**PROMPT**
Drop every picture, then transcribe the remaining data exactly.

------------

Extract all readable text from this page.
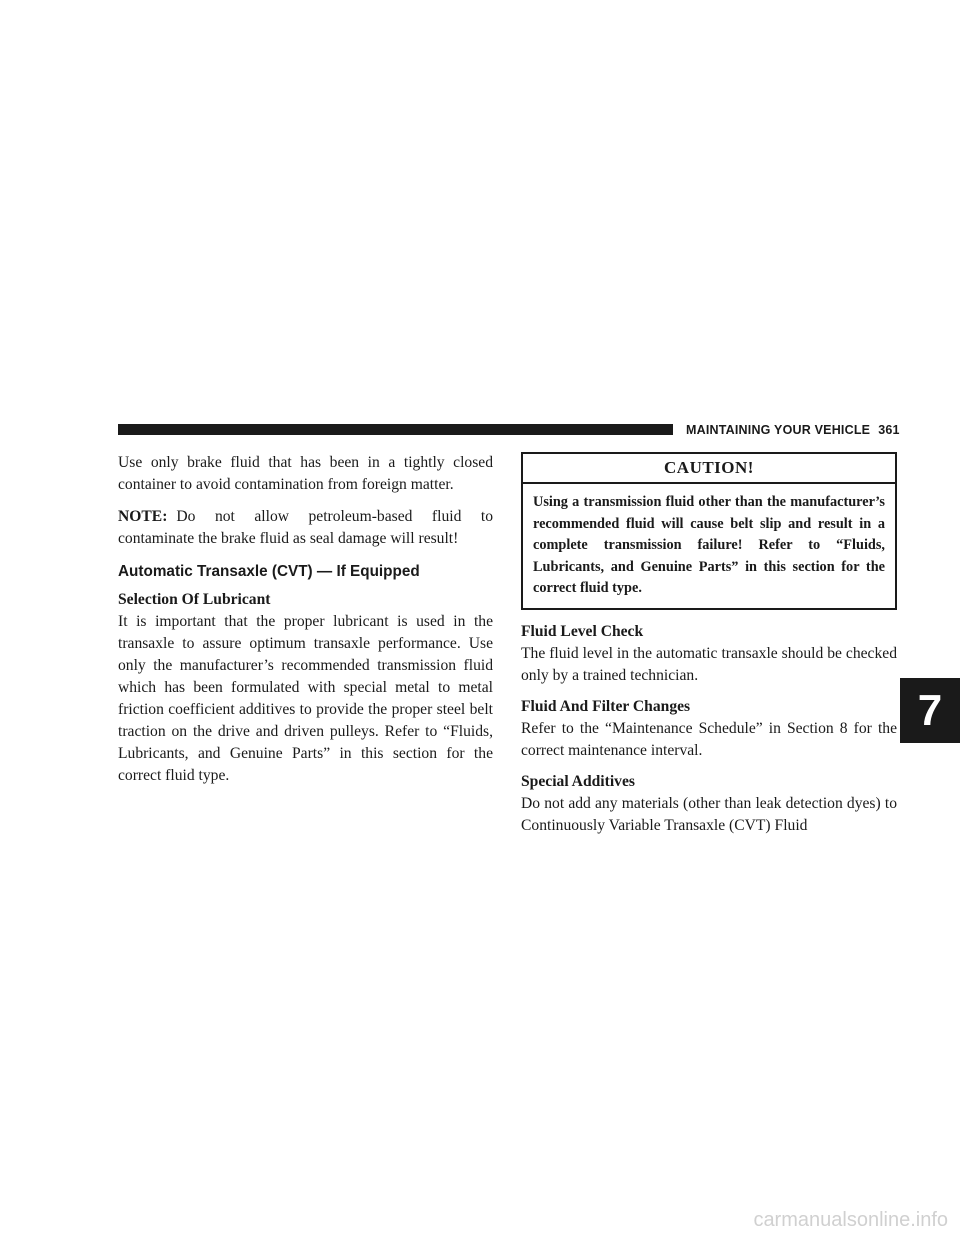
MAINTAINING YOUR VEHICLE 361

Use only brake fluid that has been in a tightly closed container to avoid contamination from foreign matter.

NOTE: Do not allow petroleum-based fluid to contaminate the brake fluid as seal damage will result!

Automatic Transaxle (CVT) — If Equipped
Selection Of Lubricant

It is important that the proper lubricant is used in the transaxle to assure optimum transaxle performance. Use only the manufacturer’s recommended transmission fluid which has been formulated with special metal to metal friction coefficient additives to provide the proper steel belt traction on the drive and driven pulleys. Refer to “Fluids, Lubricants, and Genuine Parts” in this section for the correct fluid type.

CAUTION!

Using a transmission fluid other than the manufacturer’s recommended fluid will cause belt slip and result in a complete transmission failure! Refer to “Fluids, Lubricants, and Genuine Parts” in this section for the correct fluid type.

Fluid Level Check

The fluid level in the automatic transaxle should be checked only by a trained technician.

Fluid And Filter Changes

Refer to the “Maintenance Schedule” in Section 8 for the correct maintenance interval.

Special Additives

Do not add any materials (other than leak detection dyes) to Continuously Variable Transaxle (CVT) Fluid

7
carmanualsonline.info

------------

**EXERCISE SOLUTION**
Extract all readable text from this page.
MAINTAINING YOUR VEHICLE 361

Use only brake fluid that has been in a tightly closed container to avoid contamination from foreign matter.

NOTE: Do not allow petroleum-based fluid to contaminate the brake fluid as seal damage will result!

Automatic Transaxle (CVT) — If Equipped
Selection Of Lubricant

It is important that the proper lubricant is used in the transaxle to assure optimum transaxle performance. Use only the manufacturer’s recommended transmission fluid which has been formulated with special metal to metal friction coefficient additives to provide the proper steel belt traction on the drive and driven pulleys. Refer to “Fluids, Lubricants, and Genuine Parts” in this section for the correct fluid type.

CAUTION!

Using a transmission fluid other than the manufacturer’s recommended fluid will cause belt slip and result in a complete transmission failure! Refer to “Fluids, Lubricants, and Genuine Parts” in this section for the correct fluid type.

Fluid Level Check

The fluid level in the automatic transaxle should be checked only by a trained technician.

Fluid And Filter Changes

Refer to the “Maintenance Schedule” in Section 8 for the correct maintenance interval.

Special Additives

Do not add any materials (other than leak detection dyes) to Continuously Variable Transaxle (CVT) Fluid

7
carmanualsonline.info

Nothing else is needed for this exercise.